Instructions to follow →
Please reproduce the post below on Coney Island and Memorial Day 1921 in full, word for word.

Text provided →
Coney Island and Memorial Day - 1921

Looking back at Marie Curie:

MME. CURIE HAS RESTFUL DAY

Spends Sunday With Mrs. N.F. Brady--Returns to Town Tonight.


--The New York Times, May 30, 1921

The article mentions that Ms. Curie's daughters planned to visit Coney Island! It also denies she had radiation sickness from the radium! (She actually died in 1934.)


HEAVY STORM HITS CONEY.

300,000 Rush to Shelter--Railway Entrances Flooded.


--The New York Times, May 30, 1921

The story describes the Sunday before Memorial Day. There was a 6 PM thunderstorm/rainstorm that flooded the entrances to the elevateds at West Eight Street and the West End terminal. It was so bad they reportedly constructed footbridges to get people in! One woman was injured. (Elsewhere, a 20-year-old drowned at the Rockaways.)


300,000 at Coney Island.

Source excerpt →
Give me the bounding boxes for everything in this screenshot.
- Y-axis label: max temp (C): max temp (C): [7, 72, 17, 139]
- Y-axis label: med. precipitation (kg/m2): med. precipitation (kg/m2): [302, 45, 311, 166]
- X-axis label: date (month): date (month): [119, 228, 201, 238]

Exercise solution →
Coney Island and Memorial Day - 1921

Looking back at Marie Curie:

MME. CURIE HAS RESTFUL DAY

Spends Sunday With Mrs. N.F. Brady--Returns to Town Tonight.


--The New York Times, May 30, 1921

The article mentions that Ms. Curie's daughters planned to visit Coney Island! It also denies she had radiation sickness from the radium! (She actually died in 1934.)


HEAVY STORM HITS CONEY.

300,000 Rush to Shelter--Railway Entrances Flooded.


--The New York Times, May 30, 1921

The story describes the Sunday before Memorial Day. There was a 6 PM thunderstorm/rainstorm that flooded the entrances to the elevateds at West Eight Street and the West End terminal. It was so bad they reportedly constructed footbridges to get people in! One woman was injured. (Elsewhere, a 20-year-old drowned at the Rockaways.)


300,000 at Coney Island.